(Extracted data entries)
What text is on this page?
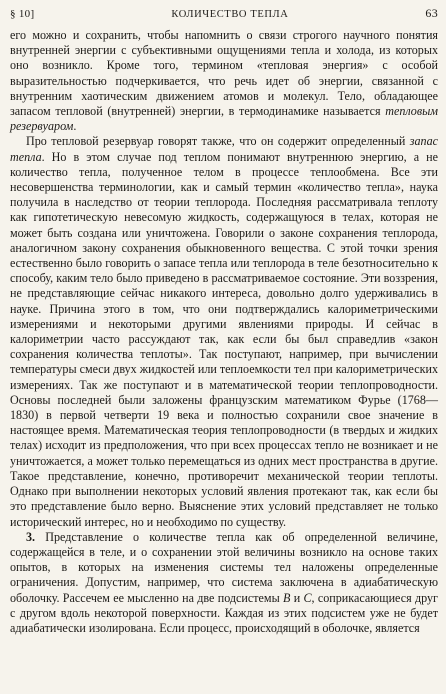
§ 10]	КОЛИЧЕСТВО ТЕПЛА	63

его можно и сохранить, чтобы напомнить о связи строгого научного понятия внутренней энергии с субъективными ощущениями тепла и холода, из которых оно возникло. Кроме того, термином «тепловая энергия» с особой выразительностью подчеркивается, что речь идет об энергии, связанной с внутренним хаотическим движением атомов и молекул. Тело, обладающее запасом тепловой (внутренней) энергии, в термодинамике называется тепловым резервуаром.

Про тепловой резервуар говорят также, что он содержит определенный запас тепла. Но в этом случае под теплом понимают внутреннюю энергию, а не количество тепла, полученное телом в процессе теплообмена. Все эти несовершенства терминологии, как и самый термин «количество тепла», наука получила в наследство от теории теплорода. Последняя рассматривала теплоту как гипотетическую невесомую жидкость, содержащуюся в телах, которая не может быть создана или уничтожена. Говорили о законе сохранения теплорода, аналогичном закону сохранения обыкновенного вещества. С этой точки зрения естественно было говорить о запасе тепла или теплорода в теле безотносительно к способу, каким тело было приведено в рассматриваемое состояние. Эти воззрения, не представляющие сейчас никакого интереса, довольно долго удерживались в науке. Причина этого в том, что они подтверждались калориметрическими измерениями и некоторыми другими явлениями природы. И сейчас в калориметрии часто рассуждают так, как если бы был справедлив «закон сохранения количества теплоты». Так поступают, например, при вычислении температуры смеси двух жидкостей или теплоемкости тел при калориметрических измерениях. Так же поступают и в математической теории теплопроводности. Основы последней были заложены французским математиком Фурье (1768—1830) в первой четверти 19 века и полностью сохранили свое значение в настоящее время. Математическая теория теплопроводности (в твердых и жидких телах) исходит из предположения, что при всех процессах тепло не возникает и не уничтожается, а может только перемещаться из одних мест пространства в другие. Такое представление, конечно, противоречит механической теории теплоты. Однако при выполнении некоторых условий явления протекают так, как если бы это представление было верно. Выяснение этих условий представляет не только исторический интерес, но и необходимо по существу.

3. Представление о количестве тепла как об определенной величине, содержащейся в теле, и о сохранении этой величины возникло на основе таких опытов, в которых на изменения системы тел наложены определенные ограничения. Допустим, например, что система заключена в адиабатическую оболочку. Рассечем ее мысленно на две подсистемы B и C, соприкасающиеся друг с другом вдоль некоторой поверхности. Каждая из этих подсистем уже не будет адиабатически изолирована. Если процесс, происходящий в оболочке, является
* * *
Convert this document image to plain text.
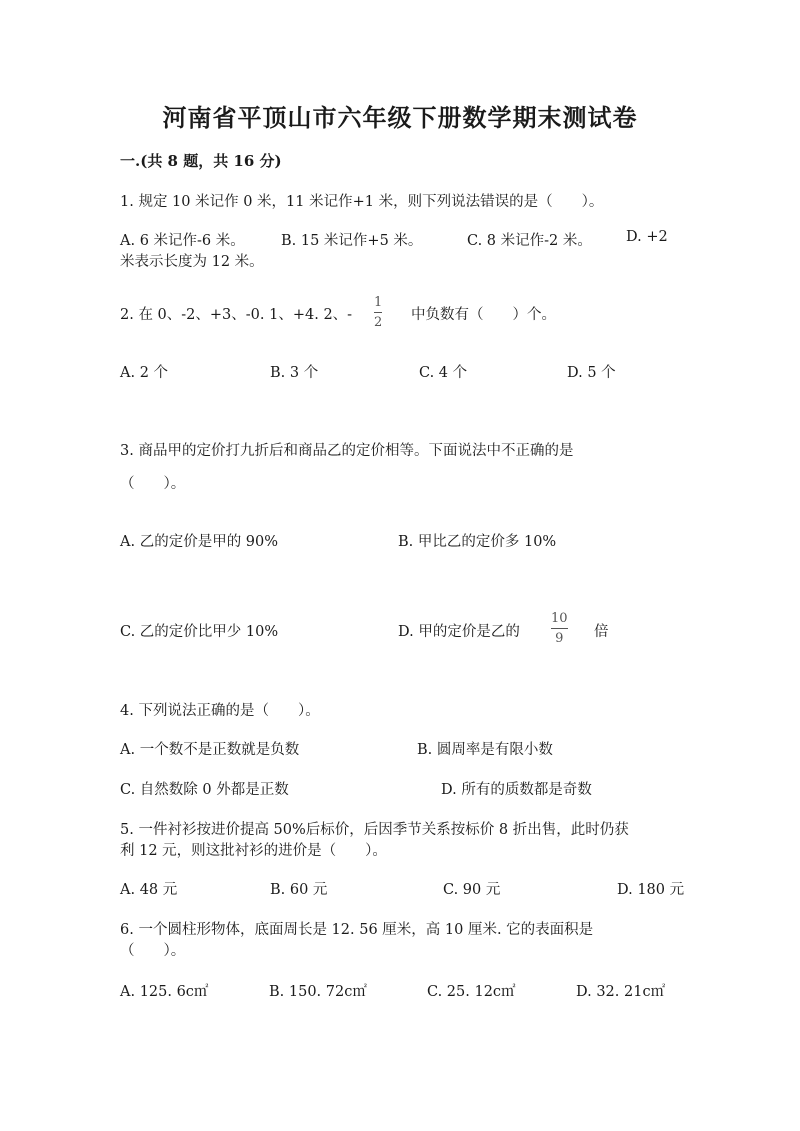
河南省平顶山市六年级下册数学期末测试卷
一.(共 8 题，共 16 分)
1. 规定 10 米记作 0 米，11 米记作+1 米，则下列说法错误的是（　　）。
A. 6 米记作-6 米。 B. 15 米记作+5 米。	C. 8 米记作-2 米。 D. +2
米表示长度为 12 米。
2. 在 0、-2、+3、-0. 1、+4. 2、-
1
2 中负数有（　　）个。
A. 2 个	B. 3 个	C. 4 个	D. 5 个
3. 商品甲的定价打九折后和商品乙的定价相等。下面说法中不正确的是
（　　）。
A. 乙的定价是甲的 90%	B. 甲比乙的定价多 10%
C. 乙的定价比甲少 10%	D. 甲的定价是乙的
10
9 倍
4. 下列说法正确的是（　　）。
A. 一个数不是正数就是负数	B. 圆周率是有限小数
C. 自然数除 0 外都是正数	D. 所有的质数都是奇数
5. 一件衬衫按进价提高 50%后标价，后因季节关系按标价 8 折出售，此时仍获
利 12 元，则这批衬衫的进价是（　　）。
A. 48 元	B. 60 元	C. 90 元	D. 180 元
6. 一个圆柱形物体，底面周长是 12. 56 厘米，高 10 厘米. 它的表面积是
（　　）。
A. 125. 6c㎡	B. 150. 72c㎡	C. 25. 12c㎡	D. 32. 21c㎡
--
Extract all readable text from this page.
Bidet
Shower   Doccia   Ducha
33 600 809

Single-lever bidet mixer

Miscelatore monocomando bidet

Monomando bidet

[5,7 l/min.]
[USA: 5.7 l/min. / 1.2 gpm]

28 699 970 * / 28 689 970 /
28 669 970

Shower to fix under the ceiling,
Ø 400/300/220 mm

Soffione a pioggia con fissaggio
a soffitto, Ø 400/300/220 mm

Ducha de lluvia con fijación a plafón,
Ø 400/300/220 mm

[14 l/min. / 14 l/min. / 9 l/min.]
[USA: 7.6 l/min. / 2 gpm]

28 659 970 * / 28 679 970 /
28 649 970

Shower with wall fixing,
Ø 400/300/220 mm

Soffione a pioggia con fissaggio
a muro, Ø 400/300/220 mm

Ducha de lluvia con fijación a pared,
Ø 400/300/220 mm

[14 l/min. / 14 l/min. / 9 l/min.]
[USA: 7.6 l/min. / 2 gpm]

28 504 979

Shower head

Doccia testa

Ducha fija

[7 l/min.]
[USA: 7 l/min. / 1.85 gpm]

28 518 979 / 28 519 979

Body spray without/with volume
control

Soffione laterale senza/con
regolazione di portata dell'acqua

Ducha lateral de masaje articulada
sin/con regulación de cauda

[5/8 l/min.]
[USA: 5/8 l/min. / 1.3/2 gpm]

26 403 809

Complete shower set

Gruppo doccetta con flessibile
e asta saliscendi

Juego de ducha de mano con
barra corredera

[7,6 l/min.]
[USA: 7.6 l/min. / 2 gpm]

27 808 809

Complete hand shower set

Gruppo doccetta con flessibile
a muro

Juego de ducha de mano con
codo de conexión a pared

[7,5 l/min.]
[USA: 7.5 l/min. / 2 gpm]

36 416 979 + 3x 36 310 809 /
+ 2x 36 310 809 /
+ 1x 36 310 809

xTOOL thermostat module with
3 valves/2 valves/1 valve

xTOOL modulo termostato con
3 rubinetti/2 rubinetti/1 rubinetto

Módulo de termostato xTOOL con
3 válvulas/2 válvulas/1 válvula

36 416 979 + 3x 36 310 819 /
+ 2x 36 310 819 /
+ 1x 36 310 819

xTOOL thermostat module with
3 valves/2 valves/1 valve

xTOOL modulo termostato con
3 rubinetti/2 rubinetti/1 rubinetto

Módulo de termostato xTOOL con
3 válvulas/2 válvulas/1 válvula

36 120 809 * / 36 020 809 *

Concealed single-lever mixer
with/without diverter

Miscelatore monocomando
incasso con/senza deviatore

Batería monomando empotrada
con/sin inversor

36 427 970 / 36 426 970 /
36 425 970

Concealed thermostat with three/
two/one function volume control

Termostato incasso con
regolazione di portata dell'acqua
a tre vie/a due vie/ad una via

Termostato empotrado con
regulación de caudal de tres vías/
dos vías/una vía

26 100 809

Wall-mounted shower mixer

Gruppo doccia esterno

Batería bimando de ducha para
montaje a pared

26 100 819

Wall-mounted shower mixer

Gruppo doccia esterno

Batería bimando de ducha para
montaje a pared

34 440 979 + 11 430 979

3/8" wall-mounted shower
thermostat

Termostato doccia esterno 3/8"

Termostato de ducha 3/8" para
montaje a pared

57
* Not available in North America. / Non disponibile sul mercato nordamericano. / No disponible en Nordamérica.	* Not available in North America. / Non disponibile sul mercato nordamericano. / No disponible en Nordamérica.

*Objective*
Make a list of all lines in the data that contain "this".

*Written answer*
What text is on this page?
Convert this document image to plain text.
Extract all readable text from this page.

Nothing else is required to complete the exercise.